* start *
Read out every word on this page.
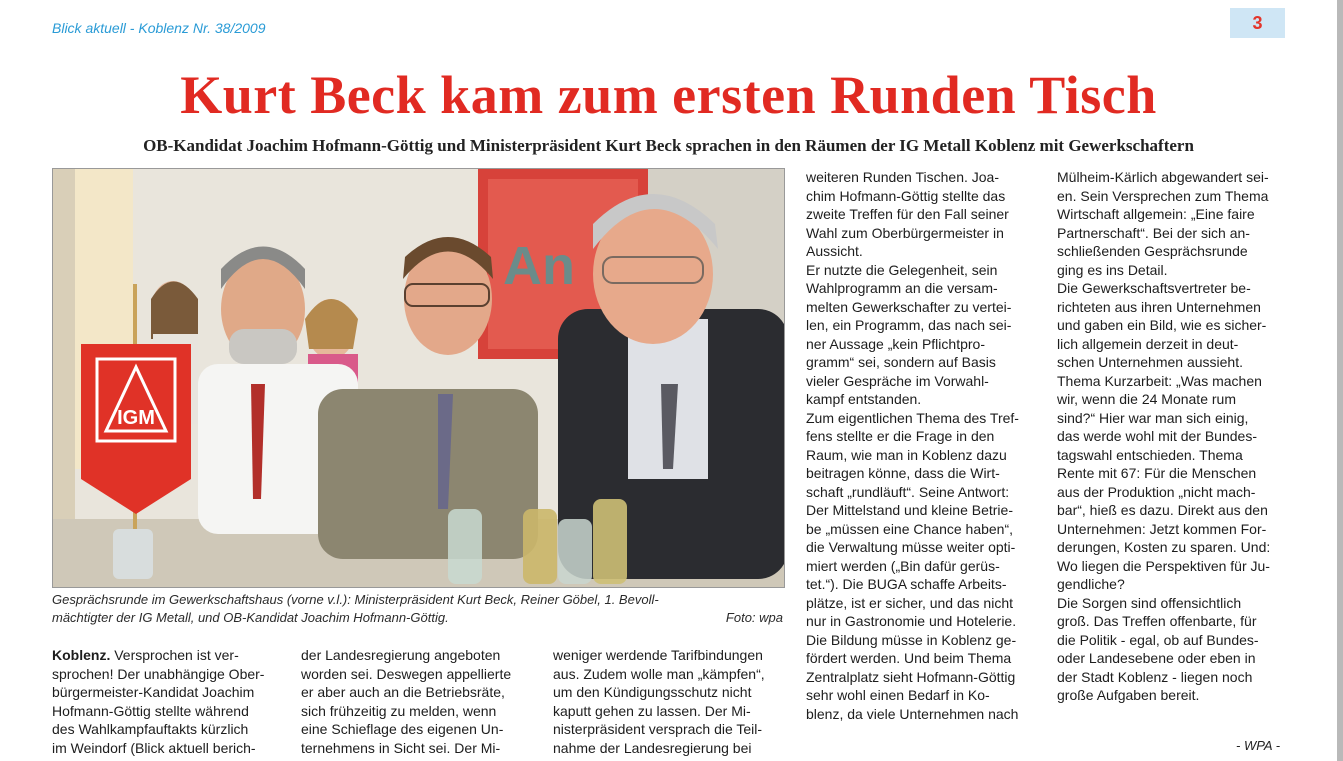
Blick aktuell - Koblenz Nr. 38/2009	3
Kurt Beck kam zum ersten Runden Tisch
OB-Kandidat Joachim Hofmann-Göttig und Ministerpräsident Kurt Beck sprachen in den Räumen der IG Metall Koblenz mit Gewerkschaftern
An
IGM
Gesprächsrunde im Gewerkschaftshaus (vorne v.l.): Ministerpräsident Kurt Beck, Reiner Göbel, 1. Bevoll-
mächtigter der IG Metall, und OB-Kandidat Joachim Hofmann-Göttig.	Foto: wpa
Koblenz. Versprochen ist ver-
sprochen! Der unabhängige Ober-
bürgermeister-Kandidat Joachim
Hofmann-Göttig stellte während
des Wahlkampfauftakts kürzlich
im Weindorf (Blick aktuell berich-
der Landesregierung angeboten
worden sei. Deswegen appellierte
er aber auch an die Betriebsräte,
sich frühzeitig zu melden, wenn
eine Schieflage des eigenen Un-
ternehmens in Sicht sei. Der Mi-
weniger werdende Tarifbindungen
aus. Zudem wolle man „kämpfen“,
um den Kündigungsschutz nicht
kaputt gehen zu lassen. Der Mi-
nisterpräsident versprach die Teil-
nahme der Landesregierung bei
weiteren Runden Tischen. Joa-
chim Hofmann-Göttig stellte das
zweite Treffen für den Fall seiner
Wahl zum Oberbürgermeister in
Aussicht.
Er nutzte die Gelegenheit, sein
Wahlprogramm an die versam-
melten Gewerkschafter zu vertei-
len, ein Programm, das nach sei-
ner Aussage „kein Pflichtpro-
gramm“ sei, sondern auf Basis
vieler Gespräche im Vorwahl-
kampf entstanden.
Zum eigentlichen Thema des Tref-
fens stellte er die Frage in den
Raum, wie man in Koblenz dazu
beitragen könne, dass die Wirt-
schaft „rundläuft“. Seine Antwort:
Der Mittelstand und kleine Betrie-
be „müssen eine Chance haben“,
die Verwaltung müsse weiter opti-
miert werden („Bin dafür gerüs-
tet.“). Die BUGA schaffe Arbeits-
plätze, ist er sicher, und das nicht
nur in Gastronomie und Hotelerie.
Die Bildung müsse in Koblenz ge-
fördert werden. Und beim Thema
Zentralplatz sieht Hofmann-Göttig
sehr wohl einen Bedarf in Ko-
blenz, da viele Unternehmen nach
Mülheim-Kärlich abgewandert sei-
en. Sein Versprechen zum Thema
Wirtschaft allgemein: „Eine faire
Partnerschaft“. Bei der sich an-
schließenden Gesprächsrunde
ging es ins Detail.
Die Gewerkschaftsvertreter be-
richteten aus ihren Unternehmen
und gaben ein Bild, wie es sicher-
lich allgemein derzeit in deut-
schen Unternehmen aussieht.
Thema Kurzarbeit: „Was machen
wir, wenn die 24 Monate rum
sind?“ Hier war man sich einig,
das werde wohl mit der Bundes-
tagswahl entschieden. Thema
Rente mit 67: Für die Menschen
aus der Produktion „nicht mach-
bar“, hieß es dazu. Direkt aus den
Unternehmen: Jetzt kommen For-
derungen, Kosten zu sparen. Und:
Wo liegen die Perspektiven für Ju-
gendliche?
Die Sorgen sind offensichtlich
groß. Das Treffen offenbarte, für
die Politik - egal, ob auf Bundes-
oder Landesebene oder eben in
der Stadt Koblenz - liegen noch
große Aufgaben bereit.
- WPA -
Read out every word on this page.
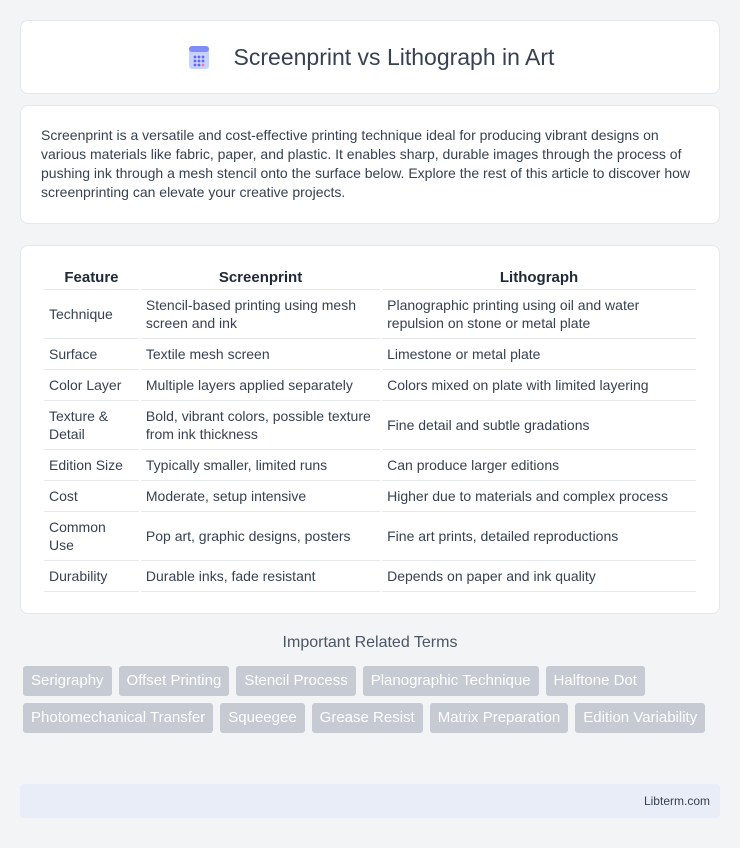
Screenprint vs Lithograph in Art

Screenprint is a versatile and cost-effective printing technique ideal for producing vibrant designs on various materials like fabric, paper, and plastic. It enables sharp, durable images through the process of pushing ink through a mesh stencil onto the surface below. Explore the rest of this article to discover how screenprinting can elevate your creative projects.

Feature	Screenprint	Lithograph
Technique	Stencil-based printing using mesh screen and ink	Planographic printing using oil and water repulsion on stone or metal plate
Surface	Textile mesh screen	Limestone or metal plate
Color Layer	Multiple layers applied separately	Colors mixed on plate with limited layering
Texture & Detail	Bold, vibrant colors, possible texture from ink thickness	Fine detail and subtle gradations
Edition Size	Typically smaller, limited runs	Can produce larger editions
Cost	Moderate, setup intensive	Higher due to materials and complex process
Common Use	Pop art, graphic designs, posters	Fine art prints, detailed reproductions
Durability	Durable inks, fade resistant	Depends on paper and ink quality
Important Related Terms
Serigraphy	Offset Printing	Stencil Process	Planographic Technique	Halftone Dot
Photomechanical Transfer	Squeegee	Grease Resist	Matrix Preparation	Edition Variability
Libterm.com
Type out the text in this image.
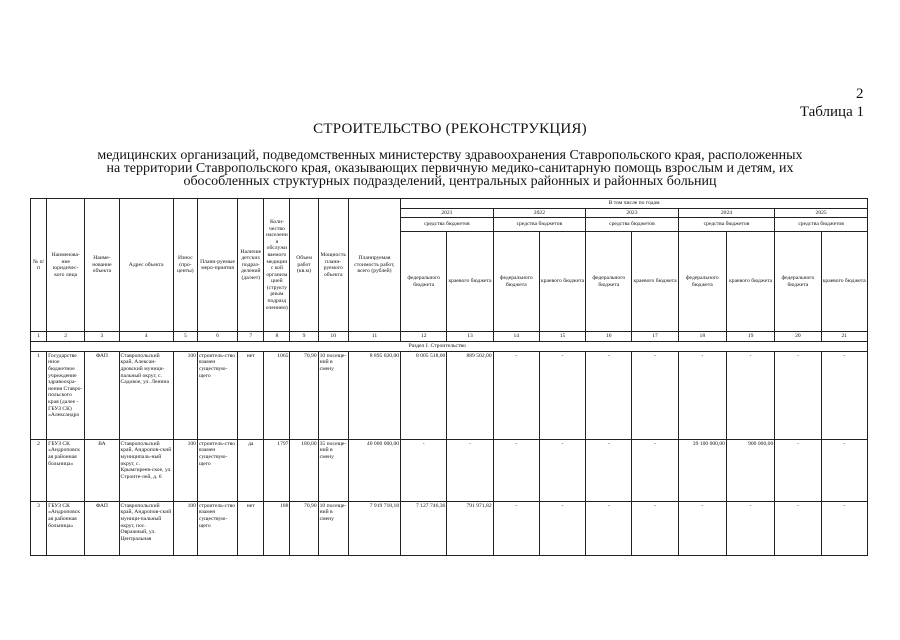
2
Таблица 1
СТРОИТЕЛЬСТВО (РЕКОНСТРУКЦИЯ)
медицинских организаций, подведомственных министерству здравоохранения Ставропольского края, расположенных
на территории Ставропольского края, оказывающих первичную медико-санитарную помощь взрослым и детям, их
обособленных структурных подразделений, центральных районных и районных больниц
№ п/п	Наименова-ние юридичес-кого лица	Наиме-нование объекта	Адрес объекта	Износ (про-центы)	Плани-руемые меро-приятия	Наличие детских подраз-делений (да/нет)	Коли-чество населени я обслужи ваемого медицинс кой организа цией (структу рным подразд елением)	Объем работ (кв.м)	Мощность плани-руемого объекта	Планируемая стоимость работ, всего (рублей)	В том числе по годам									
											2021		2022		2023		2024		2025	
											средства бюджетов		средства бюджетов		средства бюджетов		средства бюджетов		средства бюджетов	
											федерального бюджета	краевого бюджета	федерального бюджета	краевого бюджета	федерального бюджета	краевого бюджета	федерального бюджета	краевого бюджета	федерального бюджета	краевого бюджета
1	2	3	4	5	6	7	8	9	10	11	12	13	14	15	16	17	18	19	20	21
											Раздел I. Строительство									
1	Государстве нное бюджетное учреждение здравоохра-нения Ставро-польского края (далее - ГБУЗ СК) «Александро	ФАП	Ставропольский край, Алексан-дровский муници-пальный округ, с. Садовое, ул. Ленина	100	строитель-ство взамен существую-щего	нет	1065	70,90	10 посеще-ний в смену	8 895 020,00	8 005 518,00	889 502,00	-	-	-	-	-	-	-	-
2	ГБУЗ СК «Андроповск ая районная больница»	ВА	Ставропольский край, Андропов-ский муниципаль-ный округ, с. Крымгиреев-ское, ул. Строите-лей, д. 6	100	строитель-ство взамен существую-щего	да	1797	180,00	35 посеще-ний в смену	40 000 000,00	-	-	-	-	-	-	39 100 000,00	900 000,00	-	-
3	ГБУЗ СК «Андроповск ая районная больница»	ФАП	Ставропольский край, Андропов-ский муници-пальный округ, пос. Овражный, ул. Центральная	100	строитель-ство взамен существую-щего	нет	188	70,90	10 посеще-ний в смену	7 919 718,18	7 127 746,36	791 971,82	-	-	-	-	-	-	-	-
* end *
*Prompt*
Say how many lines have the string "nicht" in them, offering no words beyond the number.

*Exercise solution*
3